• GIVEN INSTRUCTION:
Continue the commit page on logging and connection management in DomainFronter and H2Transport from the point where it stops.

• SUPPLIED PASSAGE:
· · · · · · ·

Enhance logging and connection management in DomainFronter and H2Transport

- Suppress noisy third-party loggers in logging_utils.py
- Adjust warm connection count and pool management in DomainFronter
- Implement connection-level keepalive pinger in H2Transport
- Optimize response handling in relay_response.py for already-plain bodies
This commit is contained in:
Abolfazl
2026-05-09 19:32:15 +03:30
parent c258ae7c9e
commit 9022eee784
4 changed files with 188 additions and 35 deletions
+103 -11
View File
@@ -176,6 +176,10 @@ class DomainFronter:
self._warmed = False
self._refilling = False
self._pool_min_idle = POOL_MIN_IDLE
# H1 is fallback-only when H2 is active. We don't know yet whether
# the H2 pool will succeed (set later in __init__), so default to the
# full warm count and let the H2 init below shrink it if applicable.
self._warm_count = WARM_POOL_COUNT
self._maintenance_task: asyncio.Task | None = None
self._keepalive_task: asyncio.Task | None = None
self._warm_task: asyncio.Task | None = None
@@ -209,6 +213,11 @@ class DomainFronter:
self._coalesce: dict[str, list[asyncio.Future]] = {}
self._h2_failure_streak = 0
self._h2_disabled_until = 0.0
# When the H2 reader loop ends, EVERY in-flight stream raises a
# ConnectionError simultaneously. Without de-duping by connection
# generation, a single drop with 5+ in-flight streams trips the
# disable threshold and forces a 15s H1 fallback for no reason.

· · · · · · ·

• ENTRIES PROVIDED:

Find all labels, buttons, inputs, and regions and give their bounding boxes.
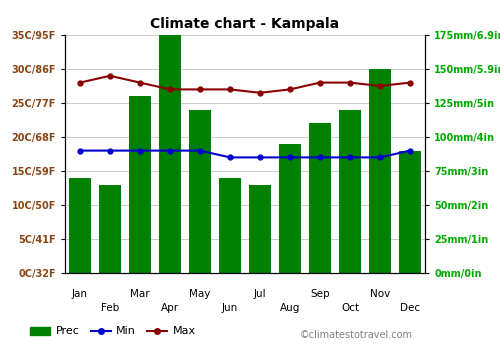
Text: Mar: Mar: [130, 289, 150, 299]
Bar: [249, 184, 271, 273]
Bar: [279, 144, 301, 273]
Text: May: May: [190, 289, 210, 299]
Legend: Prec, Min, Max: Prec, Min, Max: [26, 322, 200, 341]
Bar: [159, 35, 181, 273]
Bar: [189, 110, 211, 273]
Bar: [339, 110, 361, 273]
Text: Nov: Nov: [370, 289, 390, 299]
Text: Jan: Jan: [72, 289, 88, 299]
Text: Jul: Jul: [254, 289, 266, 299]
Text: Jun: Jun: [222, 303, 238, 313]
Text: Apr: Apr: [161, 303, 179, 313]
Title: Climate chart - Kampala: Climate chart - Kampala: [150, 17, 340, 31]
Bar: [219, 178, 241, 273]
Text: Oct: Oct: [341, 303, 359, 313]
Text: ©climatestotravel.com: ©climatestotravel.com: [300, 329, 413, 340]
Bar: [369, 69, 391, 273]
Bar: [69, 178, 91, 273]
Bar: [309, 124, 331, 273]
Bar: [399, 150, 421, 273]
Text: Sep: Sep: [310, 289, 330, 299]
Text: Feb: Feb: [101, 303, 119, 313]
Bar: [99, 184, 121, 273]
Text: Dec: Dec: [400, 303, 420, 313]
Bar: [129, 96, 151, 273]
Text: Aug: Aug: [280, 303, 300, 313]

· · · · · · ·

• RESPONSE TO THE EXERCISE:
self._h2_last_failure_gen: int = -1
self._stream_download_disabled_until: dict[str, float] = {}
# HTTP/2 multiplexing — pool of parallel connections for DPI bypass.
@@ -244,6 +253,13 @@ class DomainFronter:
"(each gets its own DPI token bucket)",
n_conns,
)
# H1 is now fallback-only — shrink the pool we keep warm.
# We still want a few ready for instant fallback when H2 hits
# a transient failure (cooldown window), but maintaining 30
# warm + 15 idle connections that are virtually never used
# wastes TLS handshakes and CPU.
self._warm_count = min(self._warm_count, 6)
self._pool_min_idle = min(self._pool_min_idle, 3)
except ImportError:
pass
@@ -391,8 +407,35 @@ class DomainFronter:
def _record_h2_success(self) -> None:
self._h2_failure_streak = 0
# Reset the generation guard so the *next* genuine drop is counted
# even if the connection happens to share its old generation key.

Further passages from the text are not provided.